## EXERCISE REQUIREMENTS
Output the full listing below exactly as it reads, and skip anything that is a picture.

## LISTING
·····
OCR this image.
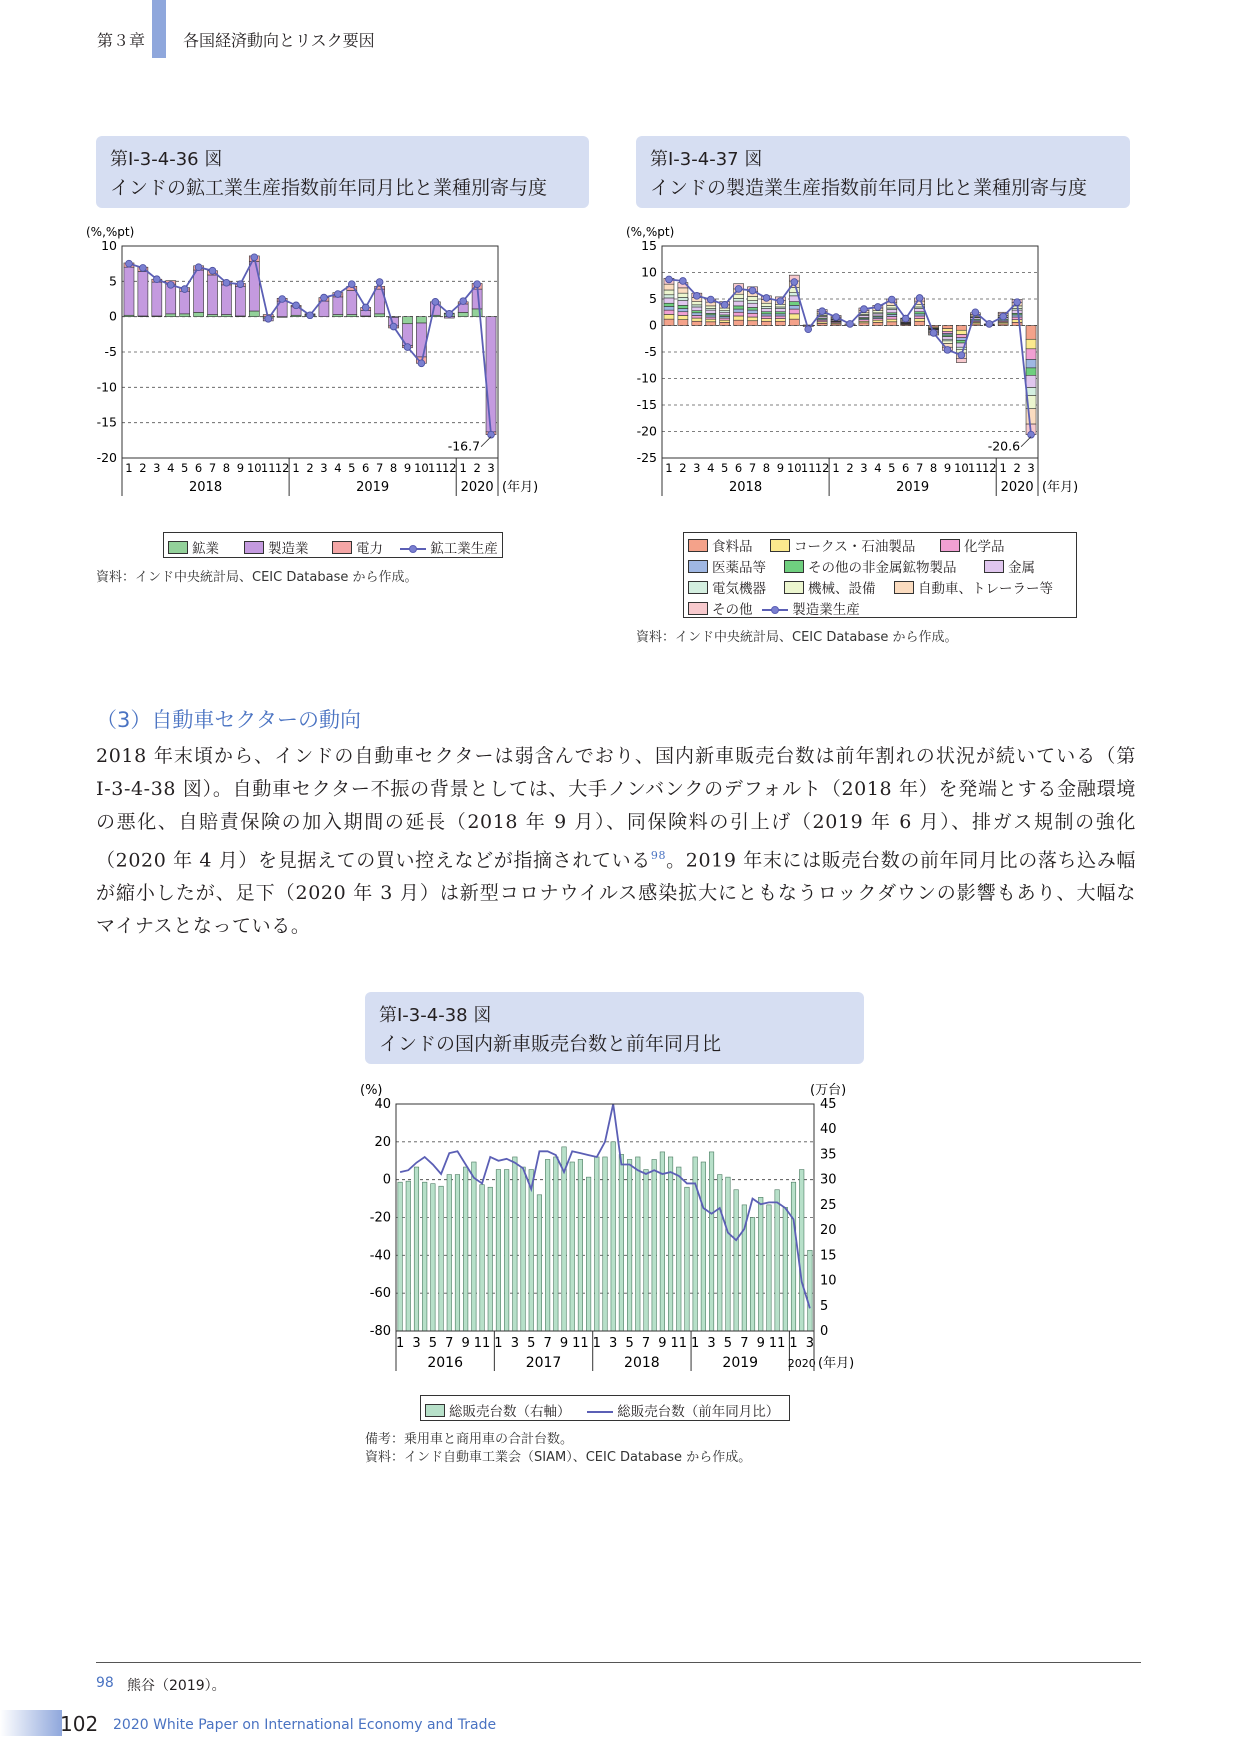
第３章 各国経済動向とリスク要因
第Ⅰ-3-4-36 図
インドの鉱工業生産指数前年同月比と業種別寄与度
(%,%pt)
10
5
0
-5
-10
-15
-20
1 2 3 4 5 6 7 8 9 10 11 12 1 2 3 4 5 6 7 8 9 10 11 12 1 2 3
2018	2019	2020 (年月)
-16.7
鉱業	製造業	電力	鉱工業生産
資料：インド中央統計局、CEIC Database から作成。
第Ⅰ-3-4-37 図
インドの製造業生産指数前年同月比と業種別寄与度
(%,%pt)
15
10
5
0
-5
-10
-15
-20
-25
1 2 3 4 5 6 7 8 9 10 11 12 1 2 3 4 5 6 7 8 9 10 11 12 1 2 3
2018	2019	2020 (年月)
-20.6
食料品	コークス・石油製品	化学品
医薬品等	その他の非金属鉱物製品	金属
電気機器	機械、設備	自動車、トレーラー等
その他	製造業生産
資料：インド中央統計局、CEIC Database から作成。
（3）自動車セクターの動向
2018 年末頃から、インドの自動車セクターは弱含んでおり、国内新車販売台数は前年割れの状況が続いている（第Ⅰ-3-4-38 図）。自動車セクター不振の背景としては、大手ノンバンクのデフォルト（2018 年）を発端とする金融環境の悪化、自賠責保険の加入期間の延長（2018 年 9 月）、同保険料の引上げ（2019 年 6 月）、排ガス規制の強化（2020 年 4 月）を見据えての買い控えなどが指摘されている$^{98}$。2019 年末には販売台数の前年同月比の落ち込み幅が縮小したが、足下（2020 年 3 月）は新型コロナウイルス感染拡大にともなうロックダウンの影響もあり、大幅なマイナスとなっている。
第Ⅰ-3-4-38 図
インドの国内新車販売台数と前年同月比
(%)	(万台)
40
20
0
-20
-40
-60
-80
45
40
35
30
25
20
15
10
5
0
1 3 5 7 9 11 1 3 5 7 9 11 1 3 5 7 9 11 1 3 5 7 9 11 1 3
2016	2017	2018	2019	2020 (年月)
総販売台数（右軸）	総販売台数（前年同月比）
備考：乗用車と商用車の合計台数。
資料：インド自動車工業会（SIAM）、CEIC Database から作成。
98 熊谷（2019）。
102 2020 White Paper on International Economy and Trade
·····
## TASK RESULT
OCR this image.
第３章 各国経済動向とリスク要因
第Ⅰ-3-4-36 図
インドの鉱工業生産指数前年同月比と業種別寄与度
(%,%pt)
10
5
0
-5
-10
-15
-20
1 2 3 4 5 6 7 8 9 10 11 12 1 2 3 4 5 6 7 8 9 10 11 12 1 2 3
2018	2019	2020 (年月)
-16.7
鉱業	製造業	電力	鉱工業生産
資料：インド中央統計局、CEIC Database から作成。
第Ⅰ-3-4-37 図
インドの製造業生産指数前年同月比と業種別寄与度
(%,%pt)
15
10
5
0
-5
-10
-15
-20
-25
1 2 3 4 5 6 7 8 9 10 11 12 1 2 3 4 5 6 7 8 9 10 11 12 1 2 3
2018	2019	2020 (年月)
-20.6
食料品	コークス・石油製品	化学品
医薬品等	その他の非金属鉱物製品	金属
電気機器	機械、設備	自動車、トレーラー等
その他	製造業生産
資料：インド中央統計局、CEIC Database から作成。
（3）自動車セクターの動向
2018 年末頃から、インドの自動車セクターは弱含んでおり、国内新車販売台数は前年割れの状況が続いている（第Ⅰ-3-4-38 図）。自動車セクター不振の背景としては、大手ノンバンクのデフォルト（2018 年）を発端とする金融環境の悪化、自賠責保険の加入期間の延長（2018 年 9 月）、同保険料の引上げ（2019 年 6 月）、排ガス規制の強化（2020 年 4 月）を見据えての買い控えなどが指摘されている$^{98}$。2019 年末には販売台数の前年同月比の落ち込み幅が縮小したが、足下（2020 年 3 月）は新型コロナウイルス感染拡大にともなうロックダウンの影響もあり、大幅なマイナスとなっている。
第Ⅰ-3-4-38 図
インドの国内新車販売台数と前年同月比
(%)	(万台)
40
20
0
-20
-40
-60
-80
45
40
35
30
25
20
15
10
5
0
1 3 5 7 9 11 1 3 5 7 9 11 1 3 5 7 9 11 1 3 5 7 9 11 1 3
2016	2017	2018	2019	2020 (年月)
総販売台数（右軸）	総販売台数（前年同月比）
備考：乗用車と商用車の合計台数。
資料：インド自動車工業会（SIAM）、CEIC Database から作成。
98 熊谷（2019）。
102 2020 White Paper on International Economy and Trade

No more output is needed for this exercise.